## Work to be completed
Return every line below in which "гражданам" appears.

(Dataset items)

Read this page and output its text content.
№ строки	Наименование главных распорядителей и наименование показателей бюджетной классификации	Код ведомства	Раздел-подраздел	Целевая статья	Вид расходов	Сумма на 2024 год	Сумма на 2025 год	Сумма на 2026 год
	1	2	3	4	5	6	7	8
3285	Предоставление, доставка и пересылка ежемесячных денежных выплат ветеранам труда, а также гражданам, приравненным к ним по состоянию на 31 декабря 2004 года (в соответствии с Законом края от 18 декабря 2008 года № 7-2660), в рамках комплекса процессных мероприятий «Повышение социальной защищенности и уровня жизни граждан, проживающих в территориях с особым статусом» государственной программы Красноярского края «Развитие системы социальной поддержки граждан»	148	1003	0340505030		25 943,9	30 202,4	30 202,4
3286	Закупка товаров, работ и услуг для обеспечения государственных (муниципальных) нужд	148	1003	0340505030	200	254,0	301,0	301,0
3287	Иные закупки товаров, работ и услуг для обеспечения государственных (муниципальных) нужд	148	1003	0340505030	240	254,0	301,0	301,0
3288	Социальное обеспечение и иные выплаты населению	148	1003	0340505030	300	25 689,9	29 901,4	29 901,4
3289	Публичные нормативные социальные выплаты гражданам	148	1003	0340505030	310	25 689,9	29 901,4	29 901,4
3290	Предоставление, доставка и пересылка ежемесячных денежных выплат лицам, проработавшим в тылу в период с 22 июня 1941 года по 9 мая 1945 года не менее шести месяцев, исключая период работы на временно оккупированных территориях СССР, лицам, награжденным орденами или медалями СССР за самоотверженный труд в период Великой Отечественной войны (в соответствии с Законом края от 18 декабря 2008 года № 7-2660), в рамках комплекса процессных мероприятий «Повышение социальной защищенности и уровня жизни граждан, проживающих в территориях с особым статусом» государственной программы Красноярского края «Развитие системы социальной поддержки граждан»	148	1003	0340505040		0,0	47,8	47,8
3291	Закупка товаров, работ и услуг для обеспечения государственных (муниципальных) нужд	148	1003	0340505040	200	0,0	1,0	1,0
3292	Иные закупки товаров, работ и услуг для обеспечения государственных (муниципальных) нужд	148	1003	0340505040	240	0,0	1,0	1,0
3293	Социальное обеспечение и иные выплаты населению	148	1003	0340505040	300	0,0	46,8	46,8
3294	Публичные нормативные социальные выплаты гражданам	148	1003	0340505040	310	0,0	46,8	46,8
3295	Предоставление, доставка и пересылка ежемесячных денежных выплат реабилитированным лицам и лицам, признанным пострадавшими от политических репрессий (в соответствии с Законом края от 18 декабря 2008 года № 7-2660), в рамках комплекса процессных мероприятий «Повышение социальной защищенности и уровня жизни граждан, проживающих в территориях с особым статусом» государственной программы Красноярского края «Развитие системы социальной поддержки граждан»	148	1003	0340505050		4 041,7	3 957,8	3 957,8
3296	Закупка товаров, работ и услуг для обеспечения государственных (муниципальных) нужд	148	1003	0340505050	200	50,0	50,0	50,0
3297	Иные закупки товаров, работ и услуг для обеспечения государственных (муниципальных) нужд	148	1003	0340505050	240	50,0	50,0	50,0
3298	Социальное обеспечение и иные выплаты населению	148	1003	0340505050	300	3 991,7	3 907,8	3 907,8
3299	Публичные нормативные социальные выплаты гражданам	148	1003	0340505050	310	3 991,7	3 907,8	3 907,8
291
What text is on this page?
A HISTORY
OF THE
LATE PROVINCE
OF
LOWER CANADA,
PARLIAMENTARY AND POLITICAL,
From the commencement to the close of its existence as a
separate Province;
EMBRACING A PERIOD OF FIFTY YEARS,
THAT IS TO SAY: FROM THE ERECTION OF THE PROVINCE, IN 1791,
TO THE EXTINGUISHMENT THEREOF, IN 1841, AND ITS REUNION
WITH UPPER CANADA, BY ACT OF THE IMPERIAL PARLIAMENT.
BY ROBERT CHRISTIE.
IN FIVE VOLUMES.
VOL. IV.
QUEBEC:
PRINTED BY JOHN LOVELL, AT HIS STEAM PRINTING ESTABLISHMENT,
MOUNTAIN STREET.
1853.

## Exercise response
3285	Предоставление, доставка и пересылка ежемесячных денежных выплат ветеранам труда, а также гражданам, приравненным к ним по состоянию на 31 декабря 2004 года (в соответствии с Законом края от 18 декабря 2008 года № 7-2660), в рамках комплекса процессных мероприятий «Повышение социальной защищенности и уровня жизни граждан, проживающих в территориях с особым статусом» государственной программы Красноярского края «Развитие системы социальной поддержки граждан»	148	1003	0340505030		25 943,9	30 202,4	30 202,4
3289	Публичные нормативные социальные выплаты гражданам	148	1003	0340505030	310	25 689,9	29 901,4	29 901,4
3294	Публичные нормативные социальные выплаты гражданам	148	1003	0340505040	310	0,0	46,8	46,8
3299	Публичные нормативные социальные выплаты гражданам	148	1003	0340505050	310	3 991,7	3 907,8	3 907,8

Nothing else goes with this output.